Data excerpts:
* Start *

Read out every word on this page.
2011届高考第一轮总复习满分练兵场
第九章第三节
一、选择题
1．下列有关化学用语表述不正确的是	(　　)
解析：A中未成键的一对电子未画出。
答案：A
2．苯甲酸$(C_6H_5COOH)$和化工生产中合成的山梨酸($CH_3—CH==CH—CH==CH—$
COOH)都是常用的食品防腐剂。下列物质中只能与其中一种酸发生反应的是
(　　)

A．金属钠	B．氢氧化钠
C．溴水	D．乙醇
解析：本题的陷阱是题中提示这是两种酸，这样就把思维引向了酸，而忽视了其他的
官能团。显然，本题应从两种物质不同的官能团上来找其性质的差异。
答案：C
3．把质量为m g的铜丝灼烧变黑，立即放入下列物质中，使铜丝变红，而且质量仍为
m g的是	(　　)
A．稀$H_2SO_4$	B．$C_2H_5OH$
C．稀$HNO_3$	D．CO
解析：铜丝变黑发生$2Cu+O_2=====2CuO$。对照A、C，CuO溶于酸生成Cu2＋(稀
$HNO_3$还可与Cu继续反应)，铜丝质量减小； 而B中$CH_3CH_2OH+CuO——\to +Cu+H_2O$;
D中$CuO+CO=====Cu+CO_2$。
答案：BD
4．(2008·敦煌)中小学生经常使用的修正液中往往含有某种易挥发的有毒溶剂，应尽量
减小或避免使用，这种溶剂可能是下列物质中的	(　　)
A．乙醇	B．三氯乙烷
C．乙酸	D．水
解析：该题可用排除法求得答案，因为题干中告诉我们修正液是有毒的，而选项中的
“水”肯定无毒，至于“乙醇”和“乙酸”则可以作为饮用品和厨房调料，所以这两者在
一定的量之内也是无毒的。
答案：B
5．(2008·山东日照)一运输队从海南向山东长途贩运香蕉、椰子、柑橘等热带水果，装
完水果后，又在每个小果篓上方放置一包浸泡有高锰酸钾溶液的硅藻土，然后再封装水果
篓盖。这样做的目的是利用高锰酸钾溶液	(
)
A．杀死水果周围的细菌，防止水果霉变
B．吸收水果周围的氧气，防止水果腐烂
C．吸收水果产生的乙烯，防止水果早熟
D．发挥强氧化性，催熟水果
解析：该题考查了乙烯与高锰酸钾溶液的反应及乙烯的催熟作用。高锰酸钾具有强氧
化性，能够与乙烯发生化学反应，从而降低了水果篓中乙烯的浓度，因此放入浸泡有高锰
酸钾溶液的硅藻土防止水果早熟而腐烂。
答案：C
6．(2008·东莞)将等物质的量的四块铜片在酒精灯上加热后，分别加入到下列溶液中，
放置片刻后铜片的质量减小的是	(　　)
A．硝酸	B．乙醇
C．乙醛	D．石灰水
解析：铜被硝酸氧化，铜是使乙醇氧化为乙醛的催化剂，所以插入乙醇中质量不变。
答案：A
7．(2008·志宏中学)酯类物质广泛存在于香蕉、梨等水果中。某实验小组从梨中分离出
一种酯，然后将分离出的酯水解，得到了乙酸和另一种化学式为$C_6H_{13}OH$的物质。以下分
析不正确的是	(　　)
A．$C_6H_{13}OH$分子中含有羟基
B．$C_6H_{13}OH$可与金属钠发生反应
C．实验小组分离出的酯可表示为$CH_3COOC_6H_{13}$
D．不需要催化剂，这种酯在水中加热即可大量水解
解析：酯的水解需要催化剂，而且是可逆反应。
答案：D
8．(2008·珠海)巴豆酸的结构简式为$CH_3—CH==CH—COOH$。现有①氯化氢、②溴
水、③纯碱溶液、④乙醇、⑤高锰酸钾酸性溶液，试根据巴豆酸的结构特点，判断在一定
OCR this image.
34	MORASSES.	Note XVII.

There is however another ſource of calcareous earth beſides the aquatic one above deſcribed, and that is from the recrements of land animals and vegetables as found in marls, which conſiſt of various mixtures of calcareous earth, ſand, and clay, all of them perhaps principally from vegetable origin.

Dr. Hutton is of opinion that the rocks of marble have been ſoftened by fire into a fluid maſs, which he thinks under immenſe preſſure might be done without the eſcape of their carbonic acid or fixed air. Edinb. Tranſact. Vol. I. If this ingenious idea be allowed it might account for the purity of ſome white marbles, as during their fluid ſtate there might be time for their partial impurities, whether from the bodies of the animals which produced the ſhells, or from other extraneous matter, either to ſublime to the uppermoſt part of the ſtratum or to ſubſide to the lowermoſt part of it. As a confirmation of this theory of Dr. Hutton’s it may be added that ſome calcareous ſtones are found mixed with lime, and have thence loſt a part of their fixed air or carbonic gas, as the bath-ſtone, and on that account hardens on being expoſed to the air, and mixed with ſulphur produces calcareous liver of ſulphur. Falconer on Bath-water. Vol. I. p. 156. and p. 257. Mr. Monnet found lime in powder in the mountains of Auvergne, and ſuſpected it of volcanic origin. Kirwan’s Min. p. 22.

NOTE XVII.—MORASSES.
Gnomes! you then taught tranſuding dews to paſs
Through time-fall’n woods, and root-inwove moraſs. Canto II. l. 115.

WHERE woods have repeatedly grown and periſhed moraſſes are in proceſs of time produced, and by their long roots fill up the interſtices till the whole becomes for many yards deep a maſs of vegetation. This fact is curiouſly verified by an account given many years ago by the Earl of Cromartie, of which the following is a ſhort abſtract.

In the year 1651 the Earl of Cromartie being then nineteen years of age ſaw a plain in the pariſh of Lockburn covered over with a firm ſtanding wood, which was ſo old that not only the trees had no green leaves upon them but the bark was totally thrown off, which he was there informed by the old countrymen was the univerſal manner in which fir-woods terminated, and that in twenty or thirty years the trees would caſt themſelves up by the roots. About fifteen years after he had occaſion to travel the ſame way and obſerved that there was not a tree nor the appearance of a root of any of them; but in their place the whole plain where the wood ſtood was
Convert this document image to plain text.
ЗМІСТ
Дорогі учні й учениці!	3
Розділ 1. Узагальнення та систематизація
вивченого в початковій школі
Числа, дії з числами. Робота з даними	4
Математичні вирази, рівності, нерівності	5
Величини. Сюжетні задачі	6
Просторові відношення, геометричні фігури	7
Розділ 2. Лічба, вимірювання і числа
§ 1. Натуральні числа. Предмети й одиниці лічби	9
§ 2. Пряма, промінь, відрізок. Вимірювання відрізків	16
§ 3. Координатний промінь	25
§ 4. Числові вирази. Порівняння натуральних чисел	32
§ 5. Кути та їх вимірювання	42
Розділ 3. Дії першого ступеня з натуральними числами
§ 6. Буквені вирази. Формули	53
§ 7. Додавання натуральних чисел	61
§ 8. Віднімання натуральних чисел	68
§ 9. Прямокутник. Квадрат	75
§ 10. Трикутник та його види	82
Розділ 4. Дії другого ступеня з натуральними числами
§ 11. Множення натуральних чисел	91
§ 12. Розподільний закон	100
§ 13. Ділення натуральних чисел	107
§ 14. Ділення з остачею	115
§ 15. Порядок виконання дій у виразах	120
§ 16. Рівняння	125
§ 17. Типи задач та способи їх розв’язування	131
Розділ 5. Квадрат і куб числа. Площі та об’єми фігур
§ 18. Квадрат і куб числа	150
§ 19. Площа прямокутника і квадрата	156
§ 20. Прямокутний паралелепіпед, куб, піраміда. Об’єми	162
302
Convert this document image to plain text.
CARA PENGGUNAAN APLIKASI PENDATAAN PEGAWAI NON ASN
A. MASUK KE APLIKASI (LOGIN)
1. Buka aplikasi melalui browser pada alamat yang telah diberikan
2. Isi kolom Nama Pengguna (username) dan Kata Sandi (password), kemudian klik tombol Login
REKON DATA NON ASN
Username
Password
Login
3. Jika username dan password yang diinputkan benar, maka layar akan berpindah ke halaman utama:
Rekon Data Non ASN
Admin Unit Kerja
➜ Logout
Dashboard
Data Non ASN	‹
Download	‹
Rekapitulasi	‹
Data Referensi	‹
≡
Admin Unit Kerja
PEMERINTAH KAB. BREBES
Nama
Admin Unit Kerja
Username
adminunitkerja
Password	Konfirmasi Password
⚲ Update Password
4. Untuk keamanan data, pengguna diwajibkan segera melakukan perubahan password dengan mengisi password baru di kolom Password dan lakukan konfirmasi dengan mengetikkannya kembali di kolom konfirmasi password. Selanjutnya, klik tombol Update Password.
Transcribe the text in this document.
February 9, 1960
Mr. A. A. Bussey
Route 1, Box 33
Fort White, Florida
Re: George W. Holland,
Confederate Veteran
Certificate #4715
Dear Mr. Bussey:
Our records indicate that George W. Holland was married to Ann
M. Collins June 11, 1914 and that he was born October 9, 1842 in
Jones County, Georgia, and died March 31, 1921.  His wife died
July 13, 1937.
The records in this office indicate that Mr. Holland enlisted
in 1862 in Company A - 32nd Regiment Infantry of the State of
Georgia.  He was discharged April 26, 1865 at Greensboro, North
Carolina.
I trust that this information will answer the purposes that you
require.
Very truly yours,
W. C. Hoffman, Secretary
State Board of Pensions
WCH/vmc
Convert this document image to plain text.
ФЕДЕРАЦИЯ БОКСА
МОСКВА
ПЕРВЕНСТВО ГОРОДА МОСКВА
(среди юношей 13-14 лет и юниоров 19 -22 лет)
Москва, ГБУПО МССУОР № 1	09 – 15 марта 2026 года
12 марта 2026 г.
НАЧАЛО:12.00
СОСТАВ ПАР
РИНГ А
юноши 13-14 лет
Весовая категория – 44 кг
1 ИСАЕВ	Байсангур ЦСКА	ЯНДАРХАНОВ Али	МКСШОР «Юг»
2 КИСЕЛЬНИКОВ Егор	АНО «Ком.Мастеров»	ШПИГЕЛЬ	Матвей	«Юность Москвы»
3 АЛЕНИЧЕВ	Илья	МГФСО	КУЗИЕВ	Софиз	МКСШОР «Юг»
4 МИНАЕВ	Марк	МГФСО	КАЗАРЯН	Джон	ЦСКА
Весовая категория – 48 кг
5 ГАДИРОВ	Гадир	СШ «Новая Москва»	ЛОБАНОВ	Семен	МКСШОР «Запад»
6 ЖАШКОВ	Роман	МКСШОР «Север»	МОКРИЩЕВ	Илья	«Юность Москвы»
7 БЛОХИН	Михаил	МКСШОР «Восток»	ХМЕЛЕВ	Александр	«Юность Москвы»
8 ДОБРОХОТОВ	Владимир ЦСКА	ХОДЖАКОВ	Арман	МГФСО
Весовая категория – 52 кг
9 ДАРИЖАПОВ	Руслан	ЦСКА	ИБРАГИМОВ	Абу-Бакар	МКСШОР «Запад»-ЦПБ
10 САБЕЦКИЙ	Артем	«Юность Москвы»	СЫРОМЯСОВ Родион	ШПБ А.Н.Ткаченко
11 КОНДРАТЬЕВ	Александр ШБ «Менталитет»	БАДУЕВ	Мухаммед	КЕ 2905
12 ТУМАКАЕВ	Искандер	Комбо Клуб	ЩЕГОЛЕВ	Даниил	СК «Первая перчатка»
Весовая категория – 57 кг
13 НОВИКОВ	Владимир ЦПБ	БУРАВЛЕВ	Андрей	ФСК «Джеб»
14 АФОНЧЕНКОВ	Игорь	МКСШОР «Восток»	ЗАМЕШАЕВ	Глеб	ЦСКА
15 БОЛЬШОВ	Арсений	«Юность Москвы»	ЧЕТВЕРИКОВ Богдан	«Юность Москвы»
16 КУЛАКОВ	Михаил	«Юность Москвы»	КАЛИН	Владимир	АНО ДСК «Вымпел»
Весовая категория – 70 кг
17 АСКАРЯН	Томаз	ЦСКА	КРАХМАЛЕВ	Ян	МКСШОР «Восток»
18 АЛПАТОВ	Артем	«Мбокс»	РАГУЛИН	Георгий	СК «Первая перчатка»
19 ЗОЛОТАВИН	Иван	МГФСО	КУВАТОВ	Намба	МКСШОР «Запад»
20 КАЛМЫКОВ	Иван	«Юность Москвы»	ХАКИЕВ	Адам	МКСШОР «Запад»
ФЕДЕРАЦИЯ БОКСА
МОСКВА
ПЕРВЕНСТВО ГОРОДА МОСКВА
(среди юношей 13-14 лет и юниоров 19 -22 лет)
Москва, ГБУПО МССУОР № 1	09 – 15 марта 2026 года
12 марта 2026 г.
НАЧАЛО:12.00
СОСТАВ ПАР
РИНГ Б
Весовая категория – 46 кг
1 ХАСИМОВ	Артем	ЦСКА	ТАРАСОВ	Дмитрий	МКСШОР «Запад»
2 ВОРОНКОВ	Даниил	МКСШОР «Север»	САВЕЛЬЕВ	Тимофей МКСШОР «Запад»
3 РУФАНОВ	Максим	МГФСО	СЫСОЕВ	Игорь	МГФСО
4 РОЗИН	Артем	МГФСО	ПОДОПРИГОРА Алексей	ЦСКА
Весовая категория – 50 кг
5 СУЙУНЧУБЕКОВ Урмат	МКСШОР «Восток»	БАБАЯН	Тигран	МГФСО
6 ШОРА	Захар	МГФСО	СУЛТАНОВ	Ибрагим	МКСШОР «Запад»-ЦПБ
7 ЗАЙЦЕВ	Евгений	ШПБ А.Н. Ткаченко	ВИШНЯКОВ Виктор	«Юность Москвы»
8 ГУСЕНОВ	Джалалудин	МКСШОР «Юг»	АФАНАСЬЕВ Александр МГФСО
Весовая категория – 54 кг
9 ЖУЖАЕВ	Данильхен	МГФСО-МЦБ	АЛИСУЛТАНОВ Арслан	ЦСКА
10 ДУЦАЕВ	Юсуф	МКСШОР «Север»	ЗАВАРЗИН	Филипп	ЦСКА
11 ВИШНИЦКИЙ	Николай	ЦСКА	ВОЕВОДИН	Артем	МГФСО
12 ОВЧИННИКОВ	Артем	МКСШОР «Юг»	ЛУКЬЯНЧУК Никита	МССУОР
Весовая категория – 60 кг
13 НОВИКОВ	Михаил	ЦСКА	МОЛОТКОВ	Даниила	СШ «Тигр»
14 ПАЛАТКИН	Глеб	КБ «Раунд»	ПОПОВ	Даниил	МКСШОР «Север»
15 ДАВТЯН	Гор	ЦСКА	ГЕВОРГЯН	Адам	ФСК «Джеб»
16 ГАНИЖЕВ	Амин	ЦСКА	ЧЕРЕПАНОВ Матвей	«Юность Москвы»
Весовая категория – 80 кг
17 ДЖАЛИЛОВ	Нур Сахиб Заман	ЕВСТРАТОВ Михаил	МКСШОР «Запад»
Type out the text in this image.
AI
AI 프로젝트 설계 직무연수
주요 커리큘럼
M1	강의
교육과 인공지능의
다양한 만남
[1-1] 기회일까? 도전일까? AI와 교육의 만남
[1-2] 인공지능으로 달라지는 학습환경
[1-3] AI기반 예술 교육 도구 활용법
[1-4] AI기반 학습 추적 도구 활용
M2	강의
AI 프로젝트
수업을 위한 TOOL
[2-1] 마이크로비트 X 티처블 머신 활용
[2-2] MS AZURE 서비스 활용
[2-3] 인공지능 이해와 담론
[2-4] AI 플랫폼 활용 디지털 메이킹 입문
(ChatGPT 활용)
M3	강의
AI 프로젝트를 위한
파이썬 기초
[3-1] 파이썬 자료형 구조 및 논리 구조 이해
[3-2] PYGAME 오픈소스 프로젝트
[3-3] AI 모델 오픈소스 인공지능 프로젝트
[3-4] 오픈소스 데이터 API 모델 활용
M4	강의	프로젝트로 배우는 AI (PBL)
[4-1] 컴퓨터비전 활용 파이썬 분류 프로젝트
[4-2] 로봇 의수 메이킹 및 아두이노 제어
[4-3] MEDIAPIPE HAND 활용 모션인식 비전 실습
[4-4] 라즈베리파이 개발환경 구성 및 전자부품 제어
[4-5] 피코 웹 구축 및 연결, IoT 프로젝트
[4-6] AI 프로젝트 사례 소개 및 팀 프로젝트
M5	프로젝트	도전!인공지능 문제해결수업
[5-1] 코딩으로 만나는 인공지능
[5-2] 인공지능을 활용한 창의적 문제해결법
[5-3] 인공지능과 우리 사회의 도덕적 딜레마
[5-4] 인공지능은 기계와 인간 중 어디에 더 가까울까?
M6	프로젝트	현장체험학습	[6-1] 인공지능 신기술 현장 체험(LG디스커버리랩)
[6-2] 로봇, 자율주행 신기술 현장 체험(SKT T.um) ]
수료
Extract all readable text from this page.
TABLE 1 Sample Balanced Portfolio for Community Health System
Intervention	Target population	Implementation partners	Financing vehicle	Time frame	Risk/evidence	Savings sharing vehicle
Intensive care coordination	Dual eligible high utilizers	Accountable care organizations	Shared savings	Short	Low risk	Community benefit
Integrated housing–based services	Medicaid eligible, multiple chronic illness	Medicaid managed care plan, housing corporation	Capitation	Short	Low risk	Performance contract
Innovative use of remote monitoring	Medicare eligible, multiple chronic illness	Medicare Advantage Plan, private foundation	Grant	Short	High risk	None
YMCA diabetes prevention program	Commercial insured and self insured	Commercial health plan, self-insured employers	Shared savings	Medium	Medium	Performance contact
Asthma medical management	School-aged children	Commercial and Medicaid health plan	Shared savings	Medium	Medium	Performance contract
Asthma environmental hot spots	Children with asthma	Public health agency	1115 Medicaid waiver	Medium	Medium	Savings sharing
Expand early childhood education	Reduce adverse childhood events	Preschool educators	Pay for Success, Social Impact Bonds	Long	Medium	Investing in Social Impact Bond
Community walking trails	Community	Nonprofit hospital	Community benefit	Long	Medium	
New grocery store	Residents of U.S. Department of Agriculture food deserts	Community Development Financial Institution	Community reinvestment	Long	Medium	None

* End *

**Task objective**
Filter the records above for lines containing the word "перчатка", and copy those lines.

**Output for this task**
12 ТУМАКАЕВ	Искандер	Комбо Клуб	ЩЕГОЛЕВ	Даниил	СК «Первая перчатка»
18 АЛПАТОВ	Артем	«Мбокс»	РАГУЛИН	Георгий	СК «Первая перчатка»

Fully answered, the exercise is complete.